▶ **Brief**:
Pick out every line of the entries below where "административной" occurs, and copy those lines.

A run of records:
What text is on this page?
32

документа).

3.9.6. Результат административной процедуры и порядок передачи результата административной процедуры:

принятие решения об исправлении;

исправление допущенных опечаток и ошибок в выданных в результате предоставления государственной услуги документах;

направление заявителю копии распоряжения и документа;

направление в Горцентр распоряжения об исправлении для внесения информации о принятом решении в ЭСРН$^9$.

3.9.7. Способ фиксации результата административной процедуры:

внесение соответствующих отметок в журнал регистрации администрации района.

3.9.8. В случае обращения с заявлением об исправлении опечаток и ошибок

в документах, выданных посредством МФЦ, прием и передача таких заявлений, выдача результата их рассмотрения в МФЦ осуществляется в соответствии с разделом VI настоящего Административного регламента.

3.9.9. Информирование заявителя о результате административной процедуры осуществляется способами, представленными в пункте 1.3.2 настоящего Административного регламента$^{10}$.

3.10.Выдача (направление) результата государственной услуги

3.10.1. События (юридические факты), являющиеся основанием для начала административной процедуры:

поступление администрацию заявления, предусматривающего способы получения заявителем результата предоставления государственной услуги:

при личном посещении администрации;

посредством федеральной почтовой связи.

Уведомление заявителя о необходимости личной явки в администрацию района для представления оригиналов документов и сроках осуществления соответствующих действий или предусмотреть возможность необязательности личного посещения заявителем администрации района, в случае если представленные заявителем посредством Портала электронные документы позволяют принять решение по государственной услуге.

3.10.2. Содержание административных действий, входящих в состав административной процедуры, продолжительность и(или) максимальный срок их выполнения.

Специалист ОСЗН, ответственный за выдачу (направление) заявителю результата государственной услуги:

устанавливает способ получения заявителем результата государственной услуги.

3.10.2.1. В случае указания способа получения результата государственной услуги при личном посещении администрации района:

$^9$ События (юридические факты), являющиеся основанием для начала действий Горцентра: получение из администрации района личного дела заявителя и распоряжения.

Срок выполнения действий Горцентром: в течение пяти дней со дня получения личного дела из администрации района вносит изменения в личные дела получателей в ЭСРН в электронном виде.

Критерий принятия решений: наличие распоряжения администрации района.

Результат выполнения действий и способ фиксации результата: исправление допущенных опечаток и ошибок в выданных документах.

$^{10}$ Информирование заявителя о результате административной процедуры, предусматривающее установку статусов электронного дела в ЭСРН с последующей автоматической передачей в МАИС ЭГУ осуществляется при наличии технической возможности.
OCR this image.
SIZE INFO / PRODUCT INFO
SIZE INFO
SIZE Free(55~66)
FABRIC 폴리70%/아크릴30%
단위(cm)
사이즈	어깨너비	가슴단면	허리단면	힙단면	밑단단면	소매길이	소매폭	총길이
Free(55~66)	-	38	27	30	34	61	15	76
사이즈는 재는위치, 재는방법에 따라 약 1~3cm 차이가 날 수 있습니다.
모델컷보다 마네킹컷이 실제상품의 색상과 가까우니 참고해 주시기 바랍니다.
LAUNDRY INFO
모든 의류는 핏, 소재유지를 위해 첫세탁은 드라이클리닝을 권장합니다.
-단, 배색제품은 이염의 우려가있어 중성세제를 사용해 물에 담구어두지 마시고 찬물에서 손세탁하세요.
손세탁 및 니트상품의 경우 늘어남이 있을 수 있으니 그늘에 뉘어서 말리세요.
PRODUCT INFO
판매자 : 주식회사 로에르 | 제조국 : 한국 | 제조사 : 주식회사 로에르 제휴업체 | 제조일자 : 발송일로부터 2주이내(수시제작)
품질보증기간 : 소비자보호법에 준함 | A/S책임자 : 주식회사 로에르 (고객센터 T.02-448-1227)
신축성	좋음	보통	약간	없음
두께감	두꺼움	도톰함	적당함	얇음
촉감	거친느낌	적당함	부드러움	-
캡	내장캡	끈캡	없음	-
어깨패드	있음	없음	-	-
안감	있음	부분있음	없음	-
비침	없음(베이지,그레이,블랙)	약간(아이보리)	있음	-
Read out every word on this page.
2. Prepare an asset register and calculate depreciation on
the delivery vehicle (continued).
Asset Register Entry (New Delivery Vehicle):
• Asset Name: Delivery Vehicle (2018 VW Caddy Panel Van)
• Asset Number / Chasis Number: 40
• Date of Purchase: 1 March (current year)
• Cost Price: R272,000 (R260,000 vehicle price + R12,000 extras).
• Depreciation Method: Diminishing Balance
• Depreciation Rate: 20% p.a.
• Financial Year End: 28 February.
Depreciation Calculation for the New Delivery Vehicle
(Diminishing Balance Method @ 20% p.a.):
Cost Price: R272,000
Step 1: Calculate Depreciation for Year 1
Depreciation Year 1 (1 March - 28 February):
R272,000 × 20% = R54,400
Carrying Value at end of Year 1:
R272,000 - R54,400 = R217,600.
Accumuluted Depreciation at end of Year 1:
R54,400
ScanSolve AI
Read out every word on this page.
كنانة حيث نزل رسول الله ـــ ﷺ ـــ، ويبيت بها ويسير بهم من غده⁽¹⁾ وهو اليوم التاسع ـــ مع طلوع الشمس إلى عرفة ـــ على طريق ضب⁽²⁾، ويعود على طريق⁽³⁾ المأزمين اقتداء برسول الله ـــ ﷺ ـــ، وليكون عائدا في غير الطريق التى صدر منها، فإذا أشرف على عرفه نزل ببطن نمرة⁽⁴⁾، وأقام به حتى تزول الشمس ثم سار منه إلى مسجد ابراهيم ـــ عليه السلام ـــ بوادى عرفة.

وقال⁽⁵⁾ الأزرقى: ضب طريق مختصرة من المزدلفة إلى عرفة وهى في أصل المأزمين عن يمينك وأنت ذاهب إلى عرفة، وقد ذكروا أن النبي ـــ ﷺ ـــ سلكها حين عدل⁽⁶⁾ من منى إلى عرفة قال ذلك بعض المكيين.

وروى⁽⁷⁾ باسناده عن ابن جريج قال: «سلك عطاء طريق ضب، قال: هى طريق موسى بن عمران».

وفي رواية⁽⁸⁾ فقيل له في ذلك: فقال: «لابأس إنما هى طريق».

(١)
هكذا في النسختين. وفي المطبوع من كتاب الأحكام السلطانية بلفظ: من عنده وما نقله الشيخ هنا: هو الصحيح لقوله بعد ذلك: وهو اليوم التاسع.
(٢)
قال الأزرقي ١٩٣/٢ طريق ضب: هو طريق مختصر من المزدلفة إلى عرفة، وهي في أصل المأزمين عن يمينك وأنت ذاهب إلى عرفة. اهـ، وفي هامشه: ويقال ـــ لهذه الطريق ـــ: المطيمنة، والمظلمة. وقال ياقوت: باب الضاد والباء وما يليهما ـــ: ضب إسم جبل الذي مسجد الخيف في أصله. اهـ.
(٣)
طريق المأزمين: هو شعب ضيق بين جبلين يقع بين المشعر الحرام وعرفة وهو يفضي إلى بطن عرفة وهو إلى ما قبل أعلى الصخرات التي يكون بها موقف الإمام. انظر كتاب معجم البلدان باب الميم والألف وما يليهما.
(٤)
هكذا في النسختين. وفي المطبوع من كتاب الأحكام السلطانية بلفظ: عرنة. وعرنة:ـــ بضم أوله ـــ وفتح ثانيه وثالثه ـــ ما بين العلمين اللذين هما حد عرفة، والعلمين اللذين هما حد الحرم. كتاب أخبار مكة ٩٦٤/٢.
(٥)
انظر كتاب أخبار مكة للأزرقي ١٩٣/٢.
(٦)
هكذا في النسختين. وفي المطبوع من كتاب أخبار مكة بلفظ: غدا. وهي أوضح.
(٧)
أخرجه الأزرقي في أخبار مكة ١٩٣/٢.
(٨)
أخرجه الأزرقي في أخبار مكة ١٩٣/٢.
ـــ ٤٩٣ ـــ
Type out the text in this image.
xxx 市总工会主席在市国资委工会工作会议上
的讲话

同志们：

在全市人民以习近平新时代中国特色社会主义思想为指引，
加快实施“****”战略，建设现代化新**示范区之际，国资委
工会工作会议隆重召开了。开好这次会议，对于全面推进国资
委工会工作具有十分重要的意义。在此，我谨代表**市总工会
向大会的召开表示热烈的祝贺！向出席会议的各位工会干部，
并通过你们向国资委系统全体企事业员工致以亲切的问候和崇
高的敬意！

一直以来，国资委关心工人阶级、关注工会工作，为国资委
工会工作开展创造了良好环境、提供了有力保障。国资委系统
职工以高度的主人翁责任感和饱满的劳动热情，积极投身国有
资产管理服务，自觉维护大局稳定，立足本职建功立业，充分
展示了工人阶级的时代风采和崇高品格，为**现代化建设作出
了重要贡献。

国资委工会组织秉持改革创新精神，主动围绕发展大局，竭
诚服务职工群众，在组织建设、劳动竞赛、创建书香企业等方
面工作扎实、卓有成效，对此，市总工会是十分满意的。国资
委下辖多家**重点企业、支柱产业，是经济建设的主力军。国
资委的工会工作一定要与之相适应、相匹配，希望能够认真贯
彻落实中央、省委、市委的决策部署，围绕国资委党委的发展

▶ **Solution**:
3.9.6. Результат административной процедуры и порядок передачи результата административной процедуры:
3.9.7. Способ фиксации результата административной процедуры:
3.9.9. Информирование заявителя о результате административной процедуры осуществляется способами, представленными в пункте 1.3.2 настоящего Административного регламента$^{10}$.
3.10.1. События (юридические факты), являющиеся основанием для начала административной процедуры:
3.10.2. Содержание административных действий, входящих в состав административной процедуры, продолжительность и(или) максимальный срок их выполнения.
$^{10}$ Информирование заявителя о результате административной процедуры, предусматривающее установку статусов электронного дела в ЭСРН с последующей автоматической передачей в МАИС ЭГУ осуществляется при наличии технической возможности.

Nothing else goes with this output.